DIRECTIONS FOR THIS TASK: Using the data below, repeat all of it precisely.

RECORDED DATA:
## BEGIN

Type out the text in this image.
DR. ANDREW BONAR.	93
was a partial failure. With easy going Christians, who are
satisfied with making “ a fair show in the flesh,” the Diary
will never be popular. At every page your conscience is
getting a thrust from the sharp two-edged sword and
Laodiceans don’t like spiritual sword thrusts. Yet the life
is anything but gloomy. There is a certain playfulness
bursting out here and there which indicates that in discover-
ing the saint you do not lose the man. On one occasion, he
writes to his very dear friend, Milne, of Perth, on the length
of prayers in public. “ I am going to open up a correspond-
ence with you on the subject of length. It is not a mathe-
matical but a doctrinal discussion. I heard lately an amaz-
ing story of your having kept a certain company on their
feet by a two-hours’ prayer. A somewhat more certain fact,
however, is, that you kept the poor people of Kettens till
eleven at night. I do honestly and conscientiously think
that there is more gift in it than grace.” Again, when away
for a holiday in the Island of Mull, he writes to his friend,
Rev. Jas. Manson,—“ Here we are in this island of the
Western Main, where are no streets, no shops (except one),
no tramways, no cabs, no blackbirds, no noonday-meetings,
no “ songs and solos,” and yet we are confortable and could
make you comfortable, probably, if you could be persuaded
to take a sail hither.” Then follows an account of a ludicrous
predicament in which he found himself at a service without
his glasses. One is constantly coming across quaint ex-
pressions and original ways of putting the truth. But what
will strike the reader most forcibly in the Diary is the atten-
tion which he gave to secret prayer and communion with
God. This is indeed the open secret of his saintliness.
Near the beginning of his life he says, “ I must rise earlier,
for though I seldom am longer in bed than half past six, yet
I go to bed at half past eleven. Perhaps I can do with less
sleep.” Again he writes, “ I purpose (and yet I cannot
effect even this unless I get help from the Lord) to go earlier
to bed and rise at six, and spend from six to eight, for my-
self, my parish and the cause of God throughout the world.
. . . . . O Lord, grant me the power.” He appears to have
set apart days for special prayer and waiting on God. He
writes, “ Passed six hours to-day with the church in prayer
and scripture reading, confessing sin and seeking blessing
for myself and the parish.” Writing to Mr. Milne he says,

## END

RESULT OF THE TASK:
Type out the text in this image.
DR. ANDREW BONAR.	93
was a partial failure. With easy going Christians, who are
satisfied with making “ a fair show in the flesh,” the Diary
will never be popular. At every page your conscience is
getting a thrust from the sharp two-edged sword and
Laodiceans don’t like spiritual sword thrusts. Yet the life
is anything but gloomy. There is a certain playfulness
bursting out here and there which indicates that in discover-
ing the saint you do not lose the man. On one occasion, he
writes to his very dear friend, Milne, of Perth, on the length
of prayers in public. “ I am going to open up a correspond-
ence with you on the subject of length. It is not a mathe-
matical but a doctrinal discussion. I heard lately an amaz-
ing story of your having kept a certain company on their
feet by a two-hours’ prayer. A somewhat more certain fact,
however, is, that you kept the poor people of Kettens till
eleven at night. I do honestly and conscientiously think
that there is more gift in it than grace.” Again, when away
for a holiday in the Island of Mull, he writes to his friend,
Rev. Jas. Manson,—“ Here we are in this island of the
Western Main, where are no streets, no shops (except one),
no tramways, no cabs, no blackbirds, no noonday-meetings,
no “ songs and solos,” and yet we are confortable and could
make you comfortable, probably, if you could be persuaded
to take a sail hither.” Then follows an account of a ludicrous
predicament in which he found himself at a service without
his glasses. One is constantly coming across quaint ex-
pressions and original ways of putting the truth. But what
will strike the reader most forcibly in the Diary is the atten-
tion which he gave to secret prayer and communion with
God. This is indeed the open secret of his saintliness.
Near the beginning of his life he says, “ I must rise earlier,
for though I seldom am longer in bed than half past six, yet
I go to bed at half past eleven. Perhaps I can do with less
sleep.” Again he writes, “ I purpose (and yet I cannot
effect even this unless I get help from the Lord) to go earlier
to bed and rise at six, and spend from six to eight, for my-
self, my parish and the cause of God throughout the world.
. . . . . O Lord, grant me the power.” He appears to have
set apart days for special prayer and waiting on God. He
writes, “ Passed six hours to-day with the church in prayer
and scripture reading, confessing sin and seeking blessing
for myself and the parish.” Writing to Mr. Milne he says,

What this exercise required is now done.